Textauszug:
Sexuelle Belästigung am Arbeitsplatz:Wie sich Frauen wehren können

Einfach mal zurückstarren - Wie Frauen plumpe Anmachen abwehren

Ein wohlmeinendes Tätscheln in Ehren kann keine verwehren? Im Gegenteil: Arbeitnehmerinnen, die sich im Job belästigt fühlen, haben Möglichkeiten, gegen die Übergiffe vorzugehen.

(Foto: dpa-tmn)

Muss sich eine Frau den Klaps auf den Po gefallen lassen? Oder die Anrede als "geiles Etwas"? Die Antwort lautet in beiden Fällen: nein. Wo Arbeitnehmerinnen Grenzen ziehen dürfen - und welche Rechte sie bei Belästigungen am Arbeitsplatz haben.

[Räumliche Annotationsdaten]
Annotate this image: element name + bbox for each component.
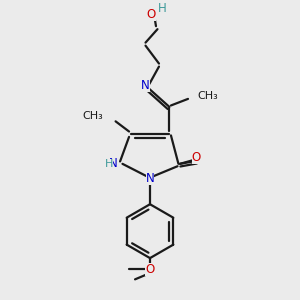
Text: N: N xyxy=(146,172,154,185)
Text: N: N xyxy=(109,157,118,170)
Text: CH₃: CH₃ xyxy=(197,92,218,101)
Text: N: N xyxy=(141,79,150,92)
Text: CH₃: CH₃ xyxy=(83,111,104,121)
Text: O: O xyxy=(146,263,154,276)
Text: H: H xyxy=(104,159,113,169)
Text: H: H xyxy=(158,2,167,15)
Text: O: O xyxy=(192,151,201,164)
Text: O: O xyxy=(147,8,156,21)
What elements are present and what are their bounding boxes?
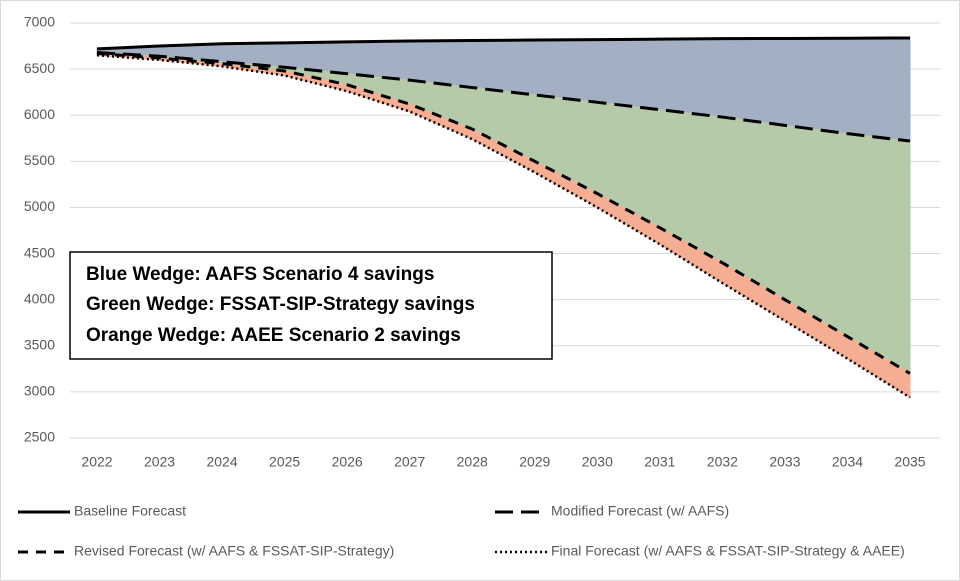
y-tick-label: 3000 xyxy=(24,383,55,399)
x-tick-label: 2024 xyxy=(206,454,237,470)
legend-label: Revised Forecast (w/ AAFS & FSSAT-SIP-St… xyxy=(74,543,394,559)
x-tick-label: 2027 xyxy=(394,454,425,470)
x-tick-label: 2035 xyxy=(894,454,925,470)
y-tick-label: 7000 xyxy=(24,14,55,30)
x-tick-label: 2022 xyxy=(81,454,112,470)
y-tick-label: 4000 xyxy=(24,290,55,306)
line-series xyxy=(96,51,911,143)
y-tick-label: 6500 xyxy=(24,60,55,76)
y-tick-label: 5500 xyxy=(24,152,55,168)
line-series xyxy=(96,51,911,375)
y-tick-label: 2500 xyxy=(24,429,55,445)
y-tick-label: 3500 xyxy=(24,336,55,352)
legend-label: Baseline Forecast xyxy=(74,503,186,519)
x-tick-label: 2028 xyxy=(457,454,488,470)
line-series xyxy=(96,54,911,399)
y-tick-label: 5000 xyxy=(24,198,55,214)
annotation: Green Wedge: FSSAT-SIP-Strategy savings xyxy=(86,294,475,315)
legend-label: Modified Forecast (w/ AAFS) xyxy=(551,503,729,519)
x-tick-label: 2023 xyxy=(144,454,175,470)
x-tick-label: 2029 xyxy=(519,454,550,470)
y-tick-label: 6000 xyxy=(24,106,55,122)
y-tick-label: 4500 xyxy=(24,244,55,260)
x-tick-label: 2030 xyxy=(582,454,613,470)
annotation-box xyxy=(69,251,553,360)
line-series xyxy=(96,36,911,51)
x-tick-label: 2032 xyxy=(707,454,738,470)
x-tick-label: 2034 xyxy=(832,454,863,470)
annotation: Orange Wedge: AAEE Scenario 2 savings xyxy=(86,325,461,346)
x-tick-label: 2031 xyxy=(644,454,675,470)
legend-label: Final Forecast (w/ AAFS & FSSAT-SIP-Stra… xyxy=(551,543,905,559)
x-tick-label: 2026 xyxy=(332,454,363,470)
annotation: Blue Wedge: AAFS Scenario 4 savings xyxy=(86,264,434,285)
x-tick-label: 2025 xyxy=(269,454,300,470)
x-tick-label: 2033 xyxy=(769,454,800,470)
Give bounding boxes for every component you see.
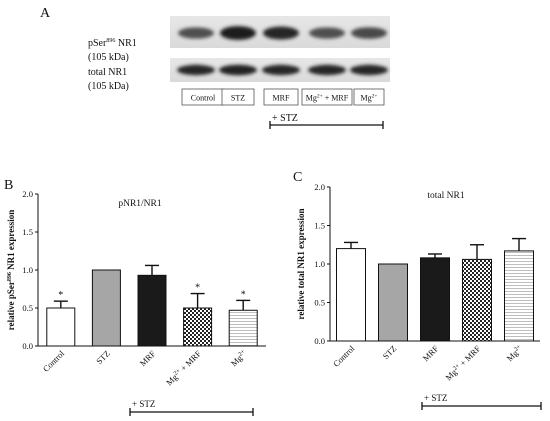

Aufgaben:
**1.** Benenne im Artikel über sexuelle Belästigung am Arbeitsplatz "Klaps" in "Schlag" um und gib dazu den Abschnitt von "(Foto: dpa-tmn)" bis "am Arbeitsplatz haben." wieder.
**2.** Schreib den Artikel über sexuelle Belästigung am Arbeitsplatz weiter, wo er aufhört.
Die Daten werden hierfür nicht gebraucht.

Antworten:
**1.**
(Foto: dpa-tmn)

Muss sich eine Frau den Schlag auf den Po gefallen lassen? Oder die Anrede als "geiles Etwas"? Die Antwort lautet in beiden Fällen: nein. Wo Arbeitnehmerinnen Grenzen ziehen dürfen - und welche Rechte sie bei Belästigungen am Arbeitsplatz haben.

**2.**
Von Catrin Gesellensetter

Erst hatte er eine Kollegin "durch einen Schlag auf das Gesäß beleidigt" und war dafür bereits abgemahnt worden. Wenige Monate später forderte der Produktmanager aus Paderborn eine andere Mitarbeiterin auf, doch "nicht so mit ihren Reizen zu geizen". Dann stellte er "in Bezug auf einen Zollstock einen anzüglichen Vergleich an". Als er der Kollegin auch noch ein "eindeutiges Angebot" unterbreitete, hatte die genug. Sie machte die Vorfälle publik - und der Mann wurde von seinem Arbeitgeber, einem Möbelhaus, entlassen (Bundesarbeitsgericht, Az. 2 AZR 323/10). Nach 30 Jahren Betriebszugehörigkeit.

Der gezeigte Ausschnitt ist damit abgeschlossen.